** begin Data rows **

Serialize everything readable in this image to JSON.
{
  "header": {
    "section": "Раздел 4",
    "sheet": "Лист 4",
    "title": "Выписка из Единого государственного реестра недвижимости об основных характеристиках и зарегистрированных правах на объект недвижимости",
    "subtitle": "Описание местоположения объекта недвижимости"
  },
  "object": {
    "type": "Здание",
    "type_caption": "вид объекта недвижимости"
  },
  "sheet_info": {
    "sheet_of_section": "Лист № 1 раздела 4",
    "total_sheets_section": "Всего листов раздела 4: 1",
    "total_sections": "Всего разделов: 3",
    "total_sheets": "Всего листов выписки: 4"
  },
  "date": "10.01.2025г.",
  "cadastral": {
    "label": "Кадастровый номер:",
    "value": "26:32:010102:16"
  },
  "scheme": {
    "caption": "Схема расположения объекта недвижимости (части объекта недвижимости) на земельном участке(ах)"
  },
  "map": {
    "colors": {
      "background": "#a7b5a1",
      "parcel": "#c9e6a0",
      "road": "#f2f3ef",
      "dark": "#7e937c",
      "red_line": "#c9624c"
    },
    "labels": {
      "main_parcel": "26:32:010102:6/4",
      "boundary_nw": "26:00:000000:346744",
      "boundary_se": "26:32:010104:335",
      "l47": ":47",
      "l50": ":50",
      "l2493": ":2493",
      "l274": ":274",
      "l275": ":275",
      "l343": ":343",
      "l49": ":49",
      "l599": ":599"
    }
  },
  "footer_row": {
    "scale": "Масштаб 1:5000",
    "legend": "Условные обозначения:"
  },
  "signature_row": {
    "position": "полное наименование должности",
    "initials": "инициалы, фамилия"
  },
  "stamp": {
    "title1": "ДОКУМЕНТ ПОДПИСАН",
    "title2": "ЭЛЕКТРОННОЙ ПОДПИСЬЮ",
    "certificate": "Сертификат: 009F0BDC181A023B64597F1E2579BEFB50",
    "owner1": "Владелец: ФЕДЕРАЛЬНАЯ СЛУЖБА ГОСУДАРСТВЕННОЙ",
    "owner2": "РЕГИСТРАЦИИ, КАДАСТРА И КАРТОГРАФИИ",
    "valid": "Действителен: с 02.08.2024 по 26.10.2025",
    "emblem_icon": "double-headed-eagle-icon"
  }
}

** end Data rows **

## Your instructions:
Tally the lines of the records holding the word "Всего", then state only the tally.

## Full answer:
3